## BEGIN The input
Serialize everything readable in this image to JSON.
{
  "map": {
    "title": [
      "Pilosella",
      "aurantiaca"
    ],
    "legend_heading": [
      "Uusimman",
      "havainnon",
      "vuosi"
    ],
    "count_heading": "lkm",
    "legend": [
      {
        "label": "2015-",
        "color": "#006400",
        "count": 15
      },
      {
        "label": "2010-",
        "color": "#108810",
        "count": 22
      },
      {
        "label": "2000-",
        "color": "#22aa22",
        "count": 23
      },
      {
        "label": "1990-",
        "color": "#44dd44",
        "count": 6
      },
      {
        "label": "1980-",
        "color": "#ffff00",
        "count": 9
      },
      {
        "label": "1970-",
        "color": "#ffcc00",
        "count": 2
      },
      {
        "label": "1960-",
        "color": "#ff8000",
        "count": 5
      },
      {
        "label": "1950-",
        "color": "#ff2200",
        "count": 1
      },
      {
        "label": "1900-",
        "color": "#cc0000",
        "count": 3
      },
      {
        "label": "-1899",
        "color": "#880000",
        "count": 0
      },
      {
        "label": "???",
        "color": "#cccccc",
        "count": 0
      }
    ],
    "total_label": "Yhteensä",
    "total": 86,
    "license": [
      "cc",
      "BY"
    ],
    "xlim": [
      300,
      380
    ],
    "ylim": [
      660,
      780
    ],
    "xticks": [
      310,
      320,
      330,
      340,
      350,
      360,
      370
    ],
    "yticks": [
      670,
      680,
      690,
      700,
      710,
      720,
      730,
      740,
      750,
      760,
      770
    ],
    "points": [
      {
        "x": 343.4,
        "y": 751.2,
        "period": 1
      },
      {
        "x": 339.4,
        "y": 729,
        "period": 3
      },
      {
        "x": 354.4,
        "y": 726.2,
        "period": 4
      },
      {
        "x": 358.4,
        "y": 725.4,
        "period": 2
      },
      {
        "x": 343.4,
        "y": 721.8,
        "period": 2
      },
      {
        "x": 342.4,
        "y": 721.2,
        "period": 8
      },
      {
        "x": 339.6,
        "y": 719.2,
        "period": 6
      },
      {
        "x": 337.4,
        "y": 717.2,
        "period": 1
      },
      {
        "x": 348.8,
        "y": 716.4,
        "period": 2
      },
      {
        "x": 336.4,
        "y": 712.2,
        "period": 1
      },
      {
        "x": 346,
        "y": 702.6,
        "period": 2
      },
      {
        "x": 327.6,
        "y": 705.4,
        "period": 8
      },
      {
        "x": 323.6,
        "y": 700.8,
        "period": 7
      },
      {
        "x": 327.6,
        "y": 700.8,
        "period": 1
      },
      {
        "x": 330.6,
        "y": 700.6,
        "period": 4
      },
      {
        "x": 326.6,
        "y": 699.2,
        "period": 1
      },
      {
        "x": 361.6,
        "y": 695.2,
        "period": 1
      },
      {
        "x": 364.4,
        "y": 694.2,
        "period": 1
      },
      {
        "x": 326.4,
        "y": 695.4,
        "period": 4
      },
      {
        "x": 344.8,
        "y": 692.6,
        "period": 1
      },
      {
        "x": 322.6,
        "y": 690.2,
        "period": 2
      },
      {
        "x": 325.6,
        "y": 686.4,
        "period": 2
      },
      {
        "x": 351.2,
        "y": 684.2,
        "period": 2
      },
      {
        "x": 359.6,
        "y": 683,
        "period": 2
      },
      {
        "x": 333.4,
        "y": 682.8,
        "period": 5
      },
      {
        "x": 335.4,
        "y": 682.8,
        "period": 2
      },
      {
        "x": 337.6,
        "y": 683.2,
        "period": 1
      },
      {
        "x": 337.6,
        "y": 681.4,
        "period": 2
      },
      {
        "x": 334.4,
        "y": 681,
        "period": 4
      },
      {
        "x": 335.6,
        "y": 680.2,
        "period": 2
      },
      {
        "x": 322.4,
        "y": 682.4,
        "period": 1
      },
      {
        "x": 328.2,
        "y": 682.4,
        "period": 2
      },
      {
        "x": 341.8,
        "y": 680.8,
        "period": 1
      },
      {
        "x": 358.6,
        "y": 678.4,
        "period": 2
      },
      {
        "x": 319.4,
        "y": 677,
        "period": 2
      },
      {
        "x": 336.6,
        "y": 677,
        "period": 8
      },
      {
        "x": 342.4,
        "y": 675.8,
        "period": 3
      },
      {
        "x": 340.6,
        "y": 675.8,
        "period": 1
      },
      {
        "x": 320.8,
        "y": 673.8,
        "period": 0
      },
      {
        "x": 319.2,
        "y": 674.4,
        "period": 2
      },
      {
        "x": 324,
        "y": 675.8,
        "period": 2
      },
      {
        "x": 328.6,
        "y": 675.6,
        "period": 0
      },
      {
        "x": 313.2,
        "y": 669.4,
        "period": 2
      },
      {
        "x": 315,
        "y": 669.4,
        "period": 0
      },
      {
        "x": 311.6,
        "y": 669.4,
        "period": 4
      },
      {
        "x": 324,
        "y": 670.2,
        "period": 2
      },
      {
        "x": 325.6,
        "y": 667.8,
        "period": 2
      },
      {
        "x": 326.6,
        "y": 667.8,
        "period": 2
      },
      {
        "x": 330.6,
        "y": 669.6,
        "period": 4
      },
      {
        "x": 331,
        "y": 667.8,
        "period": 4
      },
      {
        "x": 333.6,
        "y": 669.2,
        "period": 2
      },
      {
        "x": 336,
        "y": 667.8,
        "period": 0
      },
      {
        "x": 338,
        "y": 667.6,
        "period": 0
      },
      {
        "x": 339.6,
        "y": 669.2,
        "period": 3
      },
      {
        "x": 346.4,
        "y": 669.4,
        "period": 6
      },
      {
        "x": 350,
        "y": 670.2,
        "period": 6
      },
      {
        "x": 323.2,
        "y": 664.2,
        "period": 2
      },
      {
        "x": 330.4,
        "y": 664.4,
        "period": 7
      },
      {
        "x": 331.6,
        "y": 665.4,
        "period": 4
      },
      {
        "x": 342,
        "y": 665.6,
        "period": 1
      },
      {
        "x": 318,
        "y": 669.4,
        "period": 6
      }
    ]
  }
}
## END The input
▶ **Work to be completed**
Search the listing above for the string "color". Copy every line that contains it.

▶ **Output**
        "color": "#006400",
        "color": "#108810",
        "color": "#22aa22",
        "color": "#44dd44",
        "color": "#ffff00",
        "color": "#ffcc00",
        "color": "#ff8000",
        "color": "#ff2200",
        "color": "#cc0000",
        "color": "#880000",
        "color": "#cccccc",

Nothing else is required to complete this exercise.